## Begin Raw records

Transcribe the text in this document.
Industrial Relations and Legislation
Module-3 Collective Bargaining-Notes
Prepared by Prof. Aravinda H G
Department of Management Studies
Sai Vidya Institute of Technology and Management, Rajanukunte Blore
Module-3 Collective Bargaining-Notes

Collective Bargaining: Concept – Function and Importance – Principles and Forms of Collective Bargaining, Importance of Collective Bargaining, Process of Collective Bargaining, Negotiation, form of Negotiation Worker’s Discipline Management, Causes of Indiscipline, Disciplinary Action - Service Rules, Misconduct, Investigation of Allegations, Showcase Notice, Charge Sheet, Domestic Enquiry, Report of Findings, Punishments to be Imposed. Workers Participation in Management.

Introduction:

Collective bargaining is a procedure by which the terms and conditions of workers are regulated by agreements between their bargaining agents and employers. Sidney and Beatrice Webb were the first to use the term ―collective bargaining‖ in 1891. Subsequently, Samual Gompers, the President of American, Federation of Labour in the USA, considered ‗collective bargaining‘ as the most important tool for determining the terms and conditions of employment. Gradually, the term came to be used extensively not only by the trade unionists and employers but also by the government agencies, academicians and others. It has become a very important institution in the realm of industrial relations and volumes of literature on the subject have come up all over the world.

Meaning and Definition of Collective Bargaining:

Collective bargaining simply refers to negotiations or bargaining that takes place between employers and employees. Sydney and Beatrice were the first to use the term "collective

## End Raw records

- _Required work_
Set every line of the listing down word for word.

- _Solution to this exercise_
Transcribe the text in this document.
Industrial Relations and Legislation
Module-3 Collective Bargaining-Notes
Prepared by Prof. Aravinda H G
Department of Management Studies
Sai Vidya Institute of Technology and Management, Rajanukunte Blore
Module-3 Collective Bargaining-Notes

Collective Bargaining: Concept – Function and Importance – Principles and Forms of Collective Bargaining, Importance of Collective Bargaining, Process of Collective Bargaining, Negotiation, form of Negotiation Worker’s Discipline Management, Causes of Indiscipline, Disciplinary Action - Service Rules, Misconduct, Investigation of Allegations, Showcase Notice, Charge Sheet, Domestic Enquiry, Report of Findings, Punishments to be Imposed. Workers Participation in Management.

Introduction:

Collective bargaining is a procedure by which the terms and conditions of workers are regulated by agreements between their bargaining agents and employers. Sidney and Beatrice Webb were the first to use the term ―collective bargaining‖ in 1891. Subsequently, Samual Gompers, the President of American, Federation of Labour in the USA, considered ‗collective bargaining‘ as the most important tool for determining the terms and conditions of employment. Gradually, the term came to be used extensively not only by the trade unionists and employers but also by the government agencies, academicians and others. It has become a very important institution in the realm of industrial relations and volumes of literature on the subject have come up all over the world.

Meaning and Definition of Collective Bargaining:

Collective bargaining simply refers to negotiations or bargaining that takes place between employers and employees. Sydney and Beatrice were the first to use the term "collective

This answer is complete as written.